Write out every line below that includes the word "title".

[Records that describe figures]

□ □ □ □ □

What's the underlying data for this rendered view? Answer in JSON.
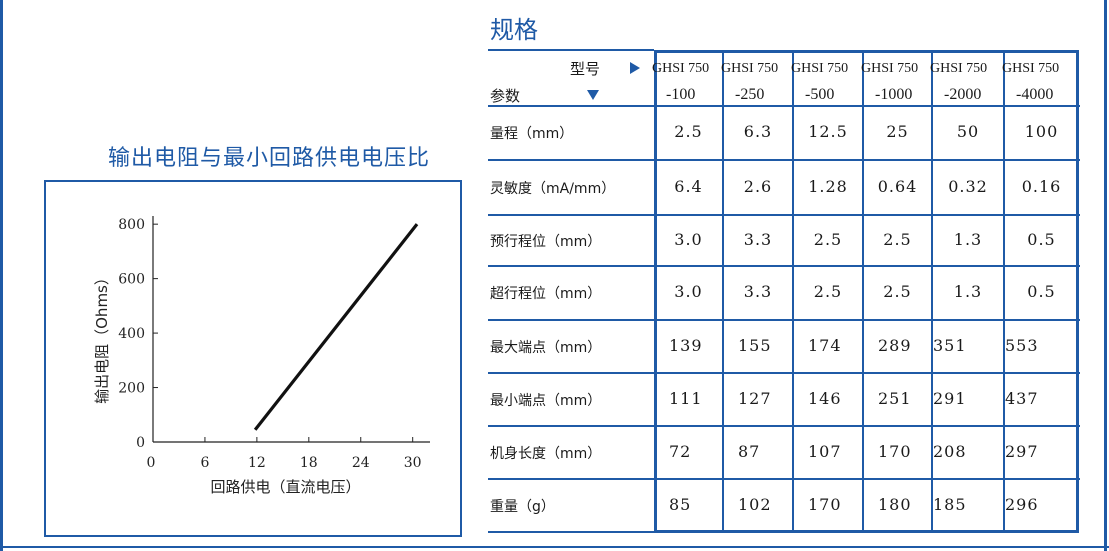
{
  "chart": {
    "title": "输出电阻与最小回路供电电压比"
  },
  "chart_data": {
    "type": "line",
    "title": "输出电阻与最小回路供电电压比",
    "xlabel": "回路供电（直流电压）",
    "ylabel": "输出电阻（Ohms）",
    "xlim": [
      0,
      32
    ],
    "ylim": [
      0,
      830
    ],
    "x_ticks": [
      "0",
      "6",
      "12",
      "18",
      "24",
      "30"
    ],
    "y_ticks": [
      "0",
      "200",
      "400",
      "600",
      "800"
    ],
    "series": [
      {
        "x": [
          11.8,
          30.5
        ],
        "y": [
          45,
          800
        ]
      }
    ],
    "grid": false
  },
  "specs": {
    "title": "规格",
    "header": {
      "model_label": "型号",
      "param_label": "参数",
      "models": [
        [
          "GHSI 750",
          "-100"
        ],
        [
          "GHSI 750",
          "-250"
        ],
        [
          "GHSI 750",
          "-500"
        ],
        [
          "GHSI 750",
          "-1000"
        ],
        [
          "GHSI 750",
          "-2000"
        ],
        [
          "GHSI 750",
          "-4000"
        ]
      ]
    },
    "rows": [
      {
        "label": "量程（mm）",
        "values": [
          "2.5",
          "6.3",
          "12.5",
          "25",
          "50",
          "100"
        ]
      },
      {
        "label": "灵敏度（mA/mm）",
        "values": [
          "6.4",
          "2.6",
          "1.28",
          "0.64",
          "0.32",
          "0.16"
        ]
      },
      {
        "label": "预行程位（mm）",
        "values": [
          "3.0",
          "3.3",
          "2.5",
          "2.5",
          "1.3",
          "0.5"
        ]
      },
      {
        "label": "超行程位（mm）",
        "values": [
          "3.0",
          "3.3",
          "2.5",
          "2.5",
          "1.3",
          "0.5"
        ]
      },
      {
        "label": "最大端点（mm）",
        "values": [
          "139",
          "155",
          "174",
          "289",
          "351",
          "553"
        ]
      },
      {
        "label": "最小端点（mm）",
        "values": [
          "111",
          "127",
          "146",
          "251",
          "291",
          "437"
        ]
      },
      {
        "label": "机身长度（mm）",
        "values": [
          "72",
          "87",
          "107",
          "170",
          "208",
          "297"
        ]
      },
      {
        "label": "重量（g）",
        "values": [
          "85",
          "102",
          "170",
          "180",
          "185",
          "296"
        ]
      }
    ]
  },
  "colors": {
    "accent": "#1f5aa6",
    "text": "#1a1a1a"
  }
}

□ □ □ □ □

Solution for this problem:
    "title": "输出电阻与最小回路供电电压比"
    "title": "输出电阻与最小回路供电电压比",
    "title": "规格",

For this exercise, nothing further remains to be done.